- _Excerpted passage_
☆ ☆ ☆ ☆ ☆ ☆ ☆
Other men were fated to die on that grey February afternoon. Fighter Command was soon heavily committed, and innumerable air battles reeled back and forth over the German battle fleet as it surged on at top speed. Again, valuable time was lost before a second torpedo attack could be mounted. When it did come, at 3.45 p.m., the two or three Beauforts involved could not penetrate the appalling flak barrage thrown up by the warships. A second, more organised Coastal Command attack, this time by fourteen Beauforts, also met with little success, although at least six aircraft managed to break through and release their torpedoes. Against this display of determination, three Beauforts became lost in the rising mist and finally dropped their torpedoes against “three large ships” which turned out to be British destroyers racing to intercept the German fleet. In this atmosphere of confusion and chaos, Coastal Command activities came to an end. Three Beauforts and two Lockheed Hudsons had been shot down; and still the enemy ships had not been halted.

However, Admiral Ciliax was also having a difficult time. At about 2.30 p.m.—when Coastal Command was hurriedly assembling a striking force of Beauforts—the flagship Scharnhorst was abruptly shaken from stem to stern by a tremendous explosion. By great misfortune from the German point of view, she had struck a mine, and, with both propeller shafts damaged, was soon wallowing heavily to a standstill. Haunted by the fear of air attacks which were expected to hit the battle fleet at any moment, Ciliax decided to transfer his command to the destroyer Z-29, which was ordered alongside. As the two ships closed, the Admiral, his staff and the vital Luftwaffe fighter liaison staff leapt across the gap, and within minutes the destroyer was heading after the main fleet at full speed. However, Scharnhorst soon managed to repair her damage sufficiently to get under way again, despite repeated attacks during the afternoon by aircraft of Bomber Command.

Nearly four hours had elapsed after first sighting of the enemy ships before Bomber Command struck against them in any force, mainly because many of the aircraft supposedly at immediate readiness were armed only with armour-piercing bombs. When the alarm was given, high-altitude bombing with armour-piercing bombs was obviously impossible in the heavy cloud and deteriorating visibility of early afternoon, and most of these had therefore to be switched for general purpose bombs fused to explode on impact. Bomber Command thus accepted that it had little hope of crippling the German battle cruisers; it compromised by endeavouring to damage the lightly armoured upper decks and superstructures.
☆ ☆ ☆ ☆ ☆ ☆ ☆
- _Recorded data_
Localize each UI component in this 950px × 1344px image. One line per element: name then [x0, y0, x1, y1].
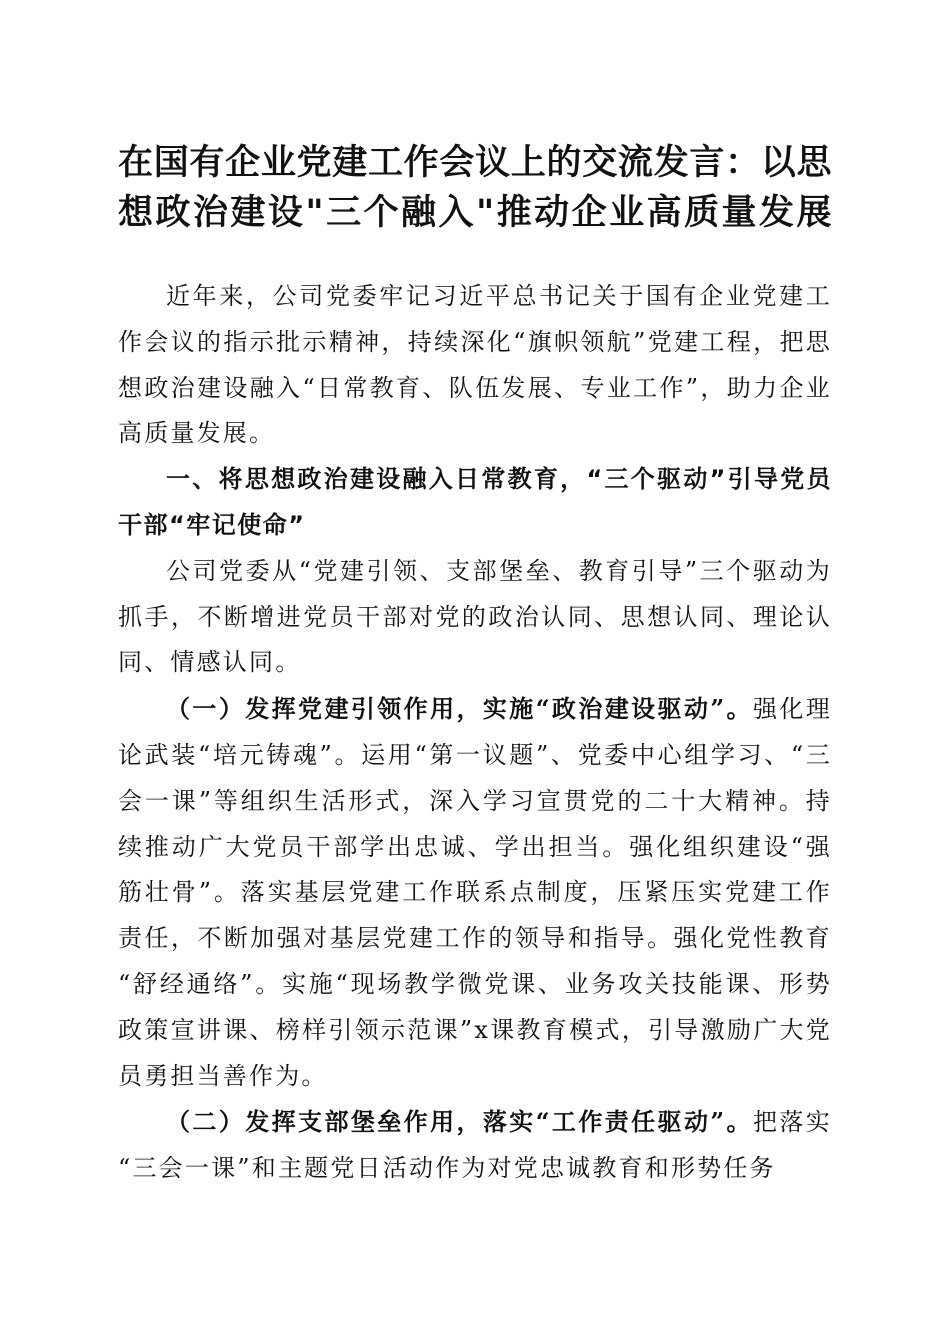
☆ ☆ ☆ ☆ ☆ ☆ ☆
- _Requirements_
#1 Reproduce the part of the account of the German battle fleet starting with "Nearly four hours" and going on through "decks and superstructures.", swapping out "general purpose bombs" for "high-explosive bombs".
#2 Pick up the account of the German battle fleet after its last sentence and write what comes next.
The listing comes from a separate source.

- _Outputs_
#1
Nearly four hours had elapsed after first sighting of the enemy ships before Bomber Command struck against them in any force, mainly because many of the aircraft supposedly at immediate readiness were armed only with armour-piercing bombs. When the alarm was given, high-altitude bombing with armour-piercing bombs was obviously impossible in the heavy cloud and deteriorating visibility of early afternoon, and most of these had therefore to be switched for high-explosive bombs fused to explode on impact. Bomber Command thus accepted that it had little hope of crippling the German battle cruisers; it compromised by endeavouring to damage the lightly armoured upper decks and superstructures.

#2
These final air attacks of the day were all courageously pressed home despite the fearful German flak barrage, yet none proved effective. At 2.30 p.m. the first wave of Bomber Command aircraft—seventy-three assorted bombers—struck at the enemy ships. Of the second wave of 134 bombers, only a few found the targets in the thickening mist, and those that survived the blanket of anti-aircraft fire had no success. A third wave, which went in through rain and mist in the early evening, failed to contact the enemy fleet at all. In the final assessment, fifteen bombers had been lost out of 242 committed—and again nothing had been achieved.

The fighter battles raged on without respite until nightfall. Cannon-firing Hurricanes and twin-engined Whirlwinds of Fighter Command fought through the flak and Galland’s air cover to attack the German destroyer escort and E-boat screen; dozens of Bf 109s and Fw 190s strove to intercept them. “Conscious that everything was at stake on that day, no scruples about safety existed,” comments Galland in his memoirs. “The fighter pilots had done more than their duty. They were carried away by the grandeur of the operation and showed an enthusiasm I did not think could be possible after the long, hard struggle the squadron had waged on the Channel….”

Nevertheless, the scales of fortune were still heavily weighted against Admiral Ciliax. In the late afternoon, the destroyer Z-29 developed engine trouble, and again the German commander and his staff had to be transferred, this time to the destroyer Hermann Schoemann. However, the vast bulk of Scharnhorst soon loomed out of the mist, having at last caught up with the main fleet, to the great relief of Ciliax. Having beaten off destroyer and M.T.B. attacks and repulsed determined air attacks for hour after hour, the German flotilla was still intact and running at maximum speed up the Dutch coast, beyond the range of British fighters and medium bombers. From Le Touquet, Adolf Galland withdrew his air cover and signalled his congratulations to the exhausted Luftwaffe crews, many of whom had scarcely been out of their machines since dawn.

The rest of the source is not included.